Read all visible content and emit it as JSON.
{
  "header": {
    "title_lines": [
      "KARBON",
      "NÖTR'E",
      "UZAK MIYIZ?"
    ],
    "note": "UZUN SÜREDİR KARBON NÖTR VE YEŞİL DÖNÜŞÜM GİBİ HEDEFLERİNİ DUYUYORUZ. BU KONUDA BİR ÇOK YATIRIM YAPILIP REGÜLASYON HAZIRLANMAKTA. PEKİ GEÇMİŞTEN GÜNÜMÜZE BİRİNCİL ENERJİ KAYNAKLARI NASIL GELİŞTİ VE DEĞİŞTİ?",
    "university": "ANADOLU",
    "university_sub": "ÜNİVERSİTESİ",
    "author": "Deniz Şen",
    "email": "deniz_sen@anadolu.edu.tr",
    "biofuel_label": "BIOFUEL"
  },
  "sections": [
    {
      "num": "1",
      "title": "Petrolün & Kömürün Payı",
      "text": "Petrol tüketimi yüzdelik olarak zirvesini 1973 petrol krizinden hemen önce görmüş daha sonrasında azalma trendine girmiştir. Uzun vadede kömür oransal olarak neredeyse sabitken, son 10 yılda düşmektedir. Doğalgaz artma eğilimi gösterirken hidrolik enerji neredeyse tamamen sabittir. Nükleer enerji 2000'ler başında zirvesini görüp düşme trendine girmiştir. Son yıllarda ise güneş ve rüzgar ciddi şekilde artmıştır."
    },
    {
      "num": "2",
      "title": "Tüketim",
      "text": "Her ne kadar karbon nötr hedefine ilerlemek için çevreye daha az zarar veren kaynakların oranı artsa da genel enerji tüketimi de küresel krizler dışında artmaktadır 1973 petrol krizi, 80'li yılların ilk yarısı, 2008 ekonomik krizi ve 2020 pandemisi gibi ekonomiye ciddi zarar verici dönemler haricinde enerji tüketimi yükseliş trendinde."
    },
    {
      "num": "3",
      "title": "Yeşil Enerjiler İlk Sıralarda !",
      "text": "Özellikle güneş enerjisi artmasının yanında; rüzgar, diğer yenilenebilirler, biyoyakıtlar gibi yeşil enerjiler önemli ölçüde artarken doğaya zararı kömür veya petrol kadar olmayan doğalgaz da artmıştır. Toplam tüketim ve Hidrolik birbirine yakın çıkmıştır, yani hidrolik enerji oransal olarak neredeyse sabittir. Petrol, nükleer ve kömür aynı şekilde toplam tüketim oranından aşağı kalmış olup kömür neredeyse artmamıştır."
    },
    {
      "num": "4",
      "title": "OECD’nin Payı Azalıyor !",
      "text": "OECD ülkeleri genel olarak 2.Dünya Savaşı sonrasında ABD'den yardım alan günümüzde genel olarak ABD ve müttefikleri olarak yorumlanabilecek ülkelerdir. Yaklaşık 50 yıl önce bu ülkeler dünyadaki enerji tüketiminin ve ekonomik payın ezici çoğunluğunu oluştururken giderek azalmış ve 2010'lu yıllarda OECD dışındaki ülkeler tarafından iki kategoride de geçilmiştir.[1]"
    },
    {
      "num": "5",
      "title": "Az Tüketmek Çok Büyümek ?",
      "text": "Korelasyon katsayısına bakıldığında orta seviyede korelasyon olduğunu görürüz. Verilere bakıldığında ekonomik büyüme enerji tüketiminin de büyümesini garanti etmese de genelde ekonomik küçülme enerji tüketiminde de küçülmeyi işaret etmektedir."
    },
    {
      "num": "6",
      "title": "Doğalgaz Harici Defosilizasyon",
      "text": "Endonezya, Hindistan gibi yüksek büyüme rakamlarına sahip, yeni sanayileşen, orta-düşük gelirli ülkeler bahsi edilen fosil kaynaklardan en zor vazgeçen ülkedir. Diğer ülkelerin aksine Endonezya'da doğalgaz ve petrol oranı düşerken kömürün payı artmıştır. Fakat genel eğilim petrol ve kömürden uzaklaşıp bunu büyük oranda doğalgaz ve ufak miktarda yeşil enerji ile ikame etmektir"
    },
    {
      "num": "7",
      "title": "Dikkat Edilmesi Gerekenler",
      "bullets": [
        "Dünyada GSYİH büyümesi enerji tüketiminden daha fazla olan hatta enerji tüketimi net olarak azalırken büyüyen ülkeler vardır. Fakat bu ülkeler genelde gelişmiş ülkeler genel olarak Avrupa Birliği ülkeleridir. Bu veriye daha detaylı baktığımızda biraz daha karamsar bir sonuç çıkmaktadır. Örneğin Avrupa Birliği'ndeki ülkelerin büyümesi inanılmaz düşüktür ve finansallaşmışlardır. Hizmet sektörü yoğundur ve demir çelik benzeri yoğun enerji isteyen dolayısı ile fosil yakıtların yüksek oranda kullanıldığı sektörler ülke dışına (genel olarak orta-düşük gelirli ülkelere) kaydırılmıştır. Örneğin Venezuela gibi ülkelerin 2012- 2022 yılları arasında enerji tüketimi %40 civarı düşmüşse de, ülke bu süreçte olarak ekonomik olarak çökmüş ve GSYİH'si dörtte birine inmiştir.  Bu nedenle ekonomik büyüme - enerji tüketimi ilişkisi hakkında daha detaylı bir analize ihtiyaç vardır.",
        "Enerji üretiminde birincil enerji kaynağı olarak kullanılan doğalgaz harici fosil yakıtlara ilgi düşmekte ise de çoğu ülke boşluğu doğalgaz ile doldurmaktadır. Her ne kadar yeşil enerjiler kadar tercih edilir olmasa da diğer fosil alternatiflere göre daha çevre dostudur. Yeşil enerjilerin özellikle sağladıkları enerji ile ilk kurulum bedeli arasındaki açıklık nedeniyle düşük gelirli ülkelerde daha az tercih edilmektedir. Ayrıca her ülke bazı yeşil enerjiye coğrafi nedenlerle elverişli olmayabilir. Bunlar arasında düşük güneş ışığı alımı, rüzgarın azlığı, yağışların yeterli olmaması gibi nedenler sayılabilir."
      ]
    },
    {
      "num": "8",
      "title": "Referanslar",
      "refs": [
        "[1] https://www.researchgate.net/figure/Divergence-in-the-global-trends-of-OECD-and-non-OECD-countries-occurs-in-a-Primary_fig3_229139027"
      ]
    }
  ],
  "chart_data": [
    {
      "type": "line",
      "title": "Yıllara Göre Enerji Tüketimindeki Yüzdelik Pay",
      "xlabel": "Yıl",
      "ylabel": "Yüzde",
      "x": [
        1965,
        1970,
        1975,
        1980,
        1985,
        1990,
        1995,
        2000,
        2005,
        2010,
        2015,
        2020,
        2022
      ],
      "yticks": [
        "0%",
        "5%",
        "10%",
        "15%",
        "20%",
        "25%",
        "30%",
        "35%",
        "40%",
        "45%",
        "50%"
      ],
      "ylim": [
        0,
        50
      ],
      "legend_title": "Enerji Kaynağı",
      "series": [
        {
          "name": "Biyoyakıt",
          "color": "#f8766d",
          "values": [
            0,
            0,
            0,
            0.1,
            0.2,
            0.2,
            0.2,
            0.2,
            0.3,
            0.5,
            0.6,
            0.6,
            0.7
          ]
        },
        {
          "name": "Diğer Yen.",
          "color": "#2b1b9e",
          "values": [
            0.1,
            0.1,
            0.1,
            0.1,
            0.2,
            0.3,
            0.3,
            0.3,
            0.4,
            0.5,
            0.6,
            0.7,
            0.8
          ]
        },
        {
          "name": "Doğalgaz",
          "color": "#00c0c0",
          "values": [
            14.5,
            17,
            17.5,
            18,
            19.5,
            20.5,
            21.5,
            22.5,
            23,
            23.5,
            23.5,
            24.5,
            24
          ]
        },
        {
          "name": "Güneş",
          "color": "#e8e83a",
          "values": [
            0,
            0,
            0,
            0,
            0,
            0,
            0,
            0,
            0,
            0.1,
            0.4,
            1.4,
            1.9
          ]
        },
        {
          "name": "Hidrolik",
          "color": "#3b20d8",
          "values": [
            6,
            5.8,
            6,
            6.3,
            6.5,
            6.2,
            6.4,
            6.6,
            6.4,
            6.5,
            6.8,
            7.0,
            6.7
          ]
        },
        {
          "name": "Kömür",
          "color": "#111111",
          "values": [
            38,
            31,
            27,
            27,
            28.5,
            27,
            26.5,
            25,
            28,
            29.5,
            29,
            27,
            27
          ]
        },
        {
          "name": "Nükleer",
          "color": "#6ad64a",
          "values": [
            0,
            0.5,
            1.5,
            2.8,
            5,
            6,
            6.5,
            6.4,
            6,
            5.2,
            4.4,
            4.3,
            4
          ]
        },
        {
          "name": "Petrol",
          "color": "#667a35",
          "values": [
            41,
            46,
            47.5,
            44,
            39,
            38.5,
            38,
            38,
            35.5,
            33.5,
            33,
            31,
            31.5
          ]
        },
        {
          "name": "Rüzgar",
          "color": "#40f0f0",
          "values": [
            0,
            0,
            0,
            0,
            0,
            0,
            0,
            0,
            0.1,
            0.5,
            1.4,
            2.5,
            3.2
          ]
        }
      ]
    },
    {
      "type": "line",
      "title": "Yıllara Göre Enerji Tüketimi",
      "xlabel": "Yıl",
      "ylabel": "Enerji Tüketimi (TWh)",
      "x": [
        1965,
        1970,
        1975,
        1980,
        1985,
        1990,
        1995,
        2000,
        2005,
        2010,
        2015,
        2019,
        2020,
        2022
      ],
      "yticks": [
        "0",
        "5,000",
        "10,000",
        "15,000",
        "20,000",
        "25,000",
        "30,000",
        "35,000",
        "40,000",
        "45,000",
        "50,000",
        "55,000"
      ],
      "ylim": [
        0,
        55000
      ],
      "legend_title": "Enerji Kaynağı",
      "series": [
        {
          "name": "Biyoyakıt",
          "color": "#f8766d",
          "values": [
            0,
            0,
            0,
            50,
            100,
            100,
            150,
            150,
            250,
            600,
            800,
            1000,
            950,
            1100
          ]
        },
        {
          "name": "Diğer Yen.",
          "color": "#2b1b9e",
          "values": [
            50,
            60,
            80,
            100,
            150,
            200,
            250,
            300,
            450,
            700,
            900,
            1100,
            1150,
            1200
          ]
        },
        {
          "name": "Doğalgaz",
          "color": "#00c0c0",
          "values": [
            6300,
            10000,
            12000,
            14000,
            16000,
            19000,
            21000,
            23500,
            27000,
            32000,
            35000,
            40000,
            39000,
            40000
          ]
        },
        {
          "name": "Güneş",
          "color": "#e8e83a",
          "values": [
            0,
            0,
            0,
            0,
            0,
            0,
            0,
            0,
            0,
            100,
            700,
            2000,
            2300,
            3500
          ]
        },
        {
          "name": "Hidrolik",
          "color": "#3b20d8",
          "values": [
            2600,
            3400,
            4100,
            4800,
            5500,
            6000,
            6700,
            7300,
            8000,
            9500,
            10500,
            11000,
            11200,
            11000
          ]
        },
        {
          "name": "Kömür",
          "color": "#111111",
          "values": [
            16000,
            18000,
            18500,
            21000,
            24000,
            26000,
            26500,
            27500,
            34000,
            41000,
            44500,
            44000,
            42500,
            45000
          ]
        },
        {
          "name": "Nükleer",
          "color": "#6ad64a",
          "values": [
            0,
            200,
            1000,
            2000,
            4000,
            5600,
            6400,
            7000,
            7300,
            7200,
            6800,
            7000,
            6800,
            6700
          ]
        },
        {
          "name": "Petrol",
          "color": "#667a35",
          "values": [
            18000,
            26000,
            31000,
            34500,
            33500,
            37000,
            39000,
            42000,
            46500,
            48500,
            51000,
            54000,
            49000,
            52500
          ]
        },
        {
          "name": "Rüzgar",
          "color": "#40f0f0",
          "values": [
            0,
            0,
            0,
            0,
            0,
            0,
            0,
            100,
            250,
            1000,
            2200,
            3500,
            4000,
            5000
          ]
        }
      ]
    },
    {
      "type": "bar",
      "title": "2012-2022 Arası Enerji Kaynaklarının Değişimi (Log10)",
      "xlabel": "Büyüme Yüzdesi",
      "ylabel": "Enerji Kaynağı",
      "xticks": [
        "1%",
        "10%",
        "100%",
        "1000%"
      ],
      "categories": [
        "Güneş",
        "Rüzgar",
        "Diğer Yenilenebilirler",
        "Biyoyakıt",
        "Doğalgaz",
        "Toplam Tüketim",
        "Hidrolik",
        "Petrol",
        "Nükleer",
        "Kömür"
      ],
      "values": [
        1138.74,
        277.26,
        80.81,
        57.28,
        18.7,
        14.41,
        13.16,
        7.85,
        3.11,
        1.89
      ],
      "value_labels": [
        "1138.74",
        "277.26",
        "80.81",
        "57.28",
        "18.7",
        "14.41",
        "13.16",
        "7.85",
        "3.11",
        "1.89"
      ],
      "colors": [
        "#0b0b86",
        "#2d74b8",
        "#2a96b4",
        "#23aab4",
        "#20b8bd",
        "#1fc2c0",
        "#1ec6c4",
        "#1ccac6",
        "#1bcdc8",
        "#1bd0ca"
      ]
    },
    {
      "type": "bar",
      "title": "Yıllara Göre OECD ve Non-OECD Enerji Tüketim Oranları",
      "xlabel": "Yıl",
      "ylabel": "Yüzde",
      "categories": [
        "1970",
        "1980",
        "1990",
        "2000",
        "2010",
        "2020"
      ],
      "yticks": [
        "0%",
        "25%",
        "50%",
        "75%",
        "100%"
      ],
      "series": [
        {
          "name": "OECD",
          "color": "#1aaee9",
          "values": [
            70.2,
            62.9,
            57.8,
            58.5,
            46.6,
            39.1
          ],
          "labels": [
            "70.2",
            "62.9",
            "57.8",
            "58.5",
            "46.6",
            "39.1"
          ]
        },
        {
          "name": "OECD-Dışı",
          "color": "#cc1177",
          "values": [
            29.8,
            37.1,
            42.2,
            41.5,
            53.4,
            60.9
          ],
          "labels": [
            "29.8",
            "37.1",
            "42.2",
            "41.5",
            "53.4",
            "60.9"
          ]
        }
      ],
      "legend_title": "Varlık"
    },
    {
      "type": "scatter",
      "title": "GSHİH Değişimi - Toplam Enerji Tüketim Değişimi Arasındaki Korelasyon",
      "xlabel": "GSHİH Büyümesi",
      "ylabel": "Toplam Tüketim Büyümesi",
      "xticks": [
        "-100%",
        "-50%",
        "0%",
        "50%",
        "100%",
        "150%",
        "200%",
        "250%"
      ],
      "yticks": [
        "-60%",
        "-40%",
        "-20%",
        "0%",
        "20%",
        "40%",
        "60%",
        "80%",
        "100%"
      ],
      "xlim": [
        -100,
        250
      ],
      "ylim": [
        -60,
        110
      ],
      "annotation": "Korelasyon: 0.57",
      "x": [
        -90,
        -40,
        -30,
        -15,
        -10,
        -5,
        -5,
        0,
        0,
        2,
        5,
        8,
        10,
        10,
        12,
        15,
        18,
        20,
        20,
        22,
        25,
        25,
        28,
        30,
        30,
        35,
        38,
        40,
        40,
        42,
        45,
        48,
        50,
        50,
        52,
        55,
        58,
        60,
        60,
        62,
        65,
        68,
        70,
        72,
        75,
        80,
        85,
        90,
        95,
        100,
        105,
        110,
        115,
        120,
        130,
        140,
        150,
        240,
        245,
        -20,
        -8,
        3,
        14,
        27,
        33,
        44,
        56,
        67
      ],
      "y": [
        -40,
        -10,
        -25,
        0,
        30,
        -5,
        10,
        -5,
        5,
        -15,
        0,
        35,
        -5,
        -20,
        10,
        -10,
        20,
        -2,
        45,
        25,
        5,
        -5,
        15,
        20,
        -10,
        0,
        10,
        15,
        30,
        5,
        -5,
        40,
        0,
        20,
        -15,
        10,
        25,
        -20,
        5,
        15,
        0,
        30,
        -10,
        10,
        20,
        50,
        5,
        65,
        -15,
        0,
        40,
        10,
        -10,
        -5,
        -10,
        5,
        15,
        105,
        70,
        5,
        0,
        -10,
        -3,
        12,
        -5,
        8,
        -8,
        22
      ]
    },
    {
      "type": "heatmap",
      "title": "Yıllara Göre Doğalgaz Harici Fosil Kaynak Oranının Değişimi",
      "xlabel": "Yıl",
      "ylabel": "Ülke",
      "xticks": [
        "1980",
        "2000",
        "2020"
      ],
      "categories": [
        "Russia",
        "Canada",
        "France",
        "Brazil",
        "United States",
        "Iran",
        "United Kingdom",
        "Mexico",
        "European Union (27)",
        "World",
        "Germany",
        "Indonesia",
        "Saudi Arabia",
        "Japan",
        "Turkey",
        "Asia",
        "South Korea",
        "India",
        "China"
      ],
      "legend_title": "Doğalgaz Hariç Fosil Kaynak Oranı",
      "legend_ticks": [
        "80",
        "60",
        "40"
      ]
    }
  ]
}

____________________

## Work to be completed
Only the count is needed: the number of lines in the data that include the word "Değişimi".

## Solution to this task
3